Selected excerpt:
--- START ---
Understanding these mechanics is crucial because exercising or being assigned can create stock positions with different capital and margin implications than the original options trade.
Risks, Disclosures, and Regulatory Documents
Options carry distinct risks compared with stock trading:
- Time decay: Options lose extrinsic value as expiration approaches; long option holders can lose the entire premium paid.
- Leverage and concentration: Options amplify exposure; small price moves in the underlying can cause large percentage changes in option value.
- Potential for unlimited loss: Certain uncovered (naked) strategies, particularly short calls, expose sellers to theoretically unlimited losses.
- Assignment risk: Short option sellers face the risk of assignment at any time for American-style options.
Regulatory disclosures to read before trading:
- Characteristics and Risks of Standardized Options (commonly called the “options disclosure document”): a mandated document that explains standardized options risks and mechanics.
- Robinhood’s options-specific disclosures and educational materials: these describe platform rules, approval levels, and margin requirements.
Robinhood must provide these documents and present warnings during the approval process. Traders should read and confirm understanding of these disclosures before transacting.
Tax Treatment and Recordkeeping
Tax implications of options trades can vary and depend on transactions and holding periods:
- Short-term vs. long-term: Gains on exercised or sold options may be treated as short-term capital gains if positions are held for one year or less; specific rules apply depending on whether trades result in stock positions.
- Exercise and sale: Exercising an option and immediately selling the underlying creates an ordinary short-term transaction for the combined cost basis; holding the underlying after exercise changes the cost basis and holding period.
- Assignment and corporate actions: Assignment or corporate actions (splits, mergers, dividends) affect basis and tax reporting.
Keep detailed trade records: trade confirmations, account statements, and exercise/assignment notices. Consult a qualified tax advisor for precise treatment and reporting. Robinhood provides tax documents and consolidated reports to help with filing.
Limitations, Geographic & Account Restrictions
- Jurisdictional restrictions: Not all countries or US states may allow options trading on Robinhood due to local regulatory rules.
- Account-type limits: Certain account types, such as some retirement or custodial accounts, may have restricted options access or disallowed strategies.
- Product availability: Not every underlying symbol has options listed, and some complex strategies require higher approval levels and margin.
- Trading hours: Options typically trade during regular market hours; extended-hour liquidity for options is limited or unavailable.
Check Robinhood’s account disclosures for your state and account type to confirm what is available to you.
Best Practices and Risk Management
- Start with education: Read the Options Disclosure Document and basic options primers before placing trades.
--- END ---
Stored data:
--- START ---
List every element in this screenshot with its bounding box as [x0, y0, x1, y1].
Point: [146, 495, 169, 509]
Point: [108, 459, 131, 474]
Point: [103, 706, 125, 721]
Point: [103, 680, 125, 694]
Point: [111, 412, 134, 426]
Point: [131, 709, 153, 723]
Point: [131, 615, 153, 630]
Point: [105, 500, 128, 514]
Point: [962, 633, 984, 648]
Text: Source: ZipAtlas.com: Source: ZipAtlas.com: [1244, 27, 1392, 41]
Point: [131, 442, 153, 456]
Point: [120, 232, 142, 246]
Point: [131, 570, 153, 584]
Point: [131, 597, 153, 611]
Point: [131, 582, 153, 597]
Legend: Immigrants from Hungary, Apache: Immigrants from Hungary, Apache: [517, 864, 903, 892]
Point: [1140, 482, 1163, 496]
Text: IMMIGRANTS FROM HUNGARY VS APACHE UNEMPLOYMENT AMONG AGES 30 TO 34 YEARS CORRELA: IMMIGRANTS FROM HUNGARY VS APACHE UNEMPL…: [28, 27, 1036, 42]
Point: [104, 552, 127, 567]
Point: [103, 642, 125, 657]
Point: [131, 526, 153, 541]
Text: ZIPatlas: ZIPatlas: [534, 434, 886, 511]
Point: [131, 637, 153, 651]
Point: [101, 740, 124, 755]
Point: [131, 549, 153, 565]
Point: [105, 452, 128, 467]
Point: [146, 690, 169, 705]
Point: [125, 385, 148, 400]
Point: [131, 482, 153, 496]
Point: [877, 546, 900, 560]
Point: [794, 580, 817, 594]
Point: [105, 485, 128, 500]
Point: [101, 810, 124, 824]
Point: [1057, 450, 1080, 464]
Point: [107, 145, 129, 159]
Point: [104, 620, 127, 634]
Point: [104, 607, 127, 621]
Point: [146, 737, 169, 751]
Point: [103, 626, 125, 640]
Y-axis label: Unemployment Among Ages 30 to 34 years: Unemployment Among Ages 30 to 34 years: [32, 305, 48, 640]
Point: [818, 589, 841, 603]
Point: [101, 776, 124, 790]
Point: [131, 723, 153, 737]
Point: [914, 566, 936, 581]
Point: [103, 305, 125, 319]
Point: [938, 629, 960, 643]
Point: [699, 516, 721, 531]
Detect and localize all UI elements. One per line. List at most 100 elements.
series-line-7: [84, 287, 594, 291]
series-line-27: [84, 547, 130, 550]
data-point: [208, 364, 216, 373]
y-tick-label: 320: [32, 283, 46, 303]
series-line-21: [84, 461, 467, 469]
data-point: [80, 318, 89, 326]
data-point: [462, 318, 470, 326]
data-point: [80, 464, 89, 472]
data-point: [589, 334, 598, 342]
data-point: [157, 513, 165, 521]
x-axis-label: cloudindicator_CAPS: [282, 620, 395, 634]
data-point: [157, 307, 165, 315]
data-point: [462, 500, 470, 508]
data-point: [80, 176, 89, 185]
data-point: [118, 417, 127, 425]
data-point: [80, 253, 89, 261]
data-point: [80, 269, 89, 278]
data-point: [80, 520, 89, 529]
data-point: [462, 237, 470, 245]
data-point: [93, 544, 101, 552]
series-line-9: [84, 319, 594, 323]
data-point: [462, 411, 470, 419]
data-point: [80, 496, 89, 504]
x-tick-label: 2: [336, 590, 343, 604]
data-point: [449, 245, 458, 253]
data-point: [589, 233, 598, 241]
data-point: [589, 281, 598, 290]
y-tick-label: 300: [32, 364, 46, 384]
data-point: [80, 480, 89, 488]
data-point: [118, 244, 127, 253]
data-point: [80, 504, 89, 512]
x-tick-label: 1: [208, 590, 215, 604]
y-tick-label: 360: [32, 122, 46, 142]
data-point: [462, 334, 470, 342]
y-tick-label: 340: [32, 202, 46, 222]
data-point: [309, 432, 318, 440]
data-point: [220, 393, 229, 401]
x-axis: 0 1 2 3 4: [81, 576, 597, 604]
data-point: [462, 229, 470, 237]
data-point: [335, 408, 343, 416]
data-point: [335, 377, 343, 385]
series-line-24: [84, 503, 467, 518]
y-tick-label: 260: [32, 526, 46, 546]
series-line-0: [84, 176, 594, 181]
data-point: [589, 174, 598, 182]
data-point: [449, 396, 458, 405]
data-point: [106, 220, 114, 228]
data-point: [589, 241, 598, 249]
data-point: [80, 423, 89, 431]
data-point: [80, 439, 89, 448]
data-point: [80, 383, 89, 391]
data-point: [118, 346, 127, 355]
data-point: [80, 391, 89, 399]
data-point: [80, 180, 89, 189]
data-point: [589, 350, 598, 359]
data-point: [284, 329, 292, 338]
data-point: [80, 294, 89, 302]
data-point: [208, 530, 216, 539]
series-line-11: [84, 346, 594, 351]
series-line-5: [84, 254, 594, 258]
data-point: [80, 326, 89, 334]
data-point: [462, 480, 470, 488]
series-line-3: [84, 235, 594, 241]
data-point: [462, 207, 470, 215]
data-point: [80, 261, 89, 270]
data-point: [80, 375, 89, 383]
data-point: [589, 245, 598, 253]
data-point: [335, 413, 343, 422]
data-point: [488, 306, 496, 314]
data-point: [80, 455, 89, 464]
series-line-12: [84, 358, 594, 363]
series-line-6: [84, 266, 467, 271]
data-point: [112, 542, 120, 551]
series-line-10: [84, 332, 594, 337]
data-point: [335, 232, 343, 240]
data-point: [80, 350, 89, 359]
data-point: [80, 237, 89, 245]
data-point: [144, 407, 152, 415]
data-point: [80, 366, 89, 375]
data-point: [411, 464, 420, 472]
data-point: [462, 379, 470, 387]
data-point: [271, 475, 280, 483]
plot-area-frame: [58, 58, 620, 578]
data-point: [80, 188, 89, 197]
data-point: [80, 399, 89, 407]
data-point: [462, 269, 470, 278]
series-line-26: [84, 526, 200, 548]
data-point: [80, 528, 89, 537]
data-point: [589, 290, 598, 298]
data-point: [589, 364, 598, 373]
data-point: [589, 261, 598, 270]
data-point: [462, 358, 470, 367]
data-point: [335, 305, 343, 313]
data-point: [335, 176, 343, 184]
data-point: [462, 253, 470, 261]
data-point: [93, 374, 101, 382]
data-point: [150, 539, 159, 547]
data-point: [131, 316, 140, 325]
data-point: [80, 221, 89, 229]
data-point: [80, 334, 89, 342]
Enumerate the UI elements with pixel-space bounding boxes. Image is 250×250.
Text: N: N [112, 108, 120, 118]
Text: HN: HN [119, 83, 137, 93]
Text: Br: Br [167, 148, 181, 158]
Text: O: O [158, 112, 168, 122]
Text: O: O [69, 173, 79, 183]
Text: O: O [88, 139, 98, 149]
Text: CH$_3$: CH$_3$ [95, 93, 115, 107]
--- END ---
Problems to work on:
1. Extract the passage of the options trading guide starting with "Limitations, Geographic &" and going on through "limited or unavailable.", copying it word for word.
2. Write what comes next in the options trading guide, continuing from the point where it stops.

Results:
1.
Limitations, Geographic & Account Restrictions
- Jurisdictional restrictions: Not all countries or US states may allow options trading on Robinhood due to local regulatory rules.
- Account-type limits: Certain account types, such as some retirement or custodial accounts, may have restricted options access or disallowed strategies.
- Product availability: Not every underlying symbol has options listed, and some complex strategies require higher approval levels and margin.
- Trading hours: Options typically trade during regular market hours; extended-hour liquidity for options is limited or unavailable.

2.
- Use small position sizes: Limit risk per trade relative to your account size while learning.
- Paper trade or simulate: Practice strategies in simulated environments before committing real capital.
- Understand margin: Know how margin affects buying power and potential for margin calls.
- Monitor assignment risk: If you sell options, be prepared for assignment and its consequences.
- Set position limits and risk controls: Define maximum loss per trade and overall portfolio exposure.
- Read confirmations and settlement notices: Ensure you track exercised, assigned, or expired positions.
These practices reduce common mistakes made by new options traders and promote disciplined decision-making.
Educational Resources and Where to Learn More
Recommended starting points on Robinhood:
- Robinhood Learn articles on options basics and strategy guides.
- In-app tooltips and short video explainers covering Greeks, implied volatility, and multi-leg orders.
Third-party resources:
- Investopedia: accessible step-by-step primers and examples.
- Options Clearing Corporation (OCC): official materials and options disclosure documents.
Mandatory documents to read:
- Characteristics and Risks of Standardized Options (options disclosure document).
- Robinhood’s options agreement, fee schedule, and margin disclosure.
Bitget resources:
- For traders also exploring crypto and related derivatives education, Bitget offers guides, tutorials, and a wallet product for web3 users. Explore Bitget’s educational center to broaden derivative knowledge in digital assets.
Alternatives and Comparison with Other Brokers
When evaluating Robinhood for options trading, consider:
- Fees: Robinhood offers commission-free stock/ETF options contracts, which is attractive for retail traders. Compare regulatory and exchange fees across providers.
- Tools: Assess whether the broker’s strategy builder, charting, and order types meet your planned strategies.
- Approval strictness: Different brokers use varying suitability questionnaires; some offer more lenient or more conservative approvals.
- Educational materials and support: Consider the depth and format of educational content and customer support options.
If you primarily trade crypto derivatives or seek advanced crypto education, Bitget is recommended as a purpose-built alternative in the crypto space with dedicated learning resources and the Bitget Wallet for web3 interactions.
Frequently Asked Questions (FAQ)
Q: Is options trading available to all Robinhood customers? A: No. You must complete and be approved through Robinhood’s options application; approval depends on experience, financials, and account type.
Q: Are there commissions for options on Robinhood? A: For stock and ETF options, Robinhood does not charge per-contract commissions, but exchange and regulatory fees may apply for certain contracts.
Q: Can I trade index options on Robinhood? A: Some index options may be available, but availability and fee treatment can differ from stock/ETF options. Check the product listing in the app.
Q: What happens if I’m assigned? A: If assigned on a short option you must fulfill the contract (buy/sell the underlying). Ensure you have the capital or margin to meet the obligation; check your account statements for assignment notices.
Q: How many contracts can I trade? A: Contract limits depend on your approval level, account buying power, and exchange-imposed position limits. Robinhood may impose additional internal limits.
Glossary of Common Options Terms
- Option premium: The price paid to buy an option.
- Strike price: The price at which the option holder can buy (call) or sell (put) the underlying.
- Expiration date: The date the option contract expires.
- In-the-money (ITM): An option with intrinsic value relative to the current underlying price.
- At-the-money (ATM): When the underlying price equals the option’s strike price.
- Out-of-the-money (OTM): An option without intrinsic value.
- Intrinsic value: The difference between underlying price and strike when favorable.
- Extrinsic value: Time value and implied volatility component of an option’s price.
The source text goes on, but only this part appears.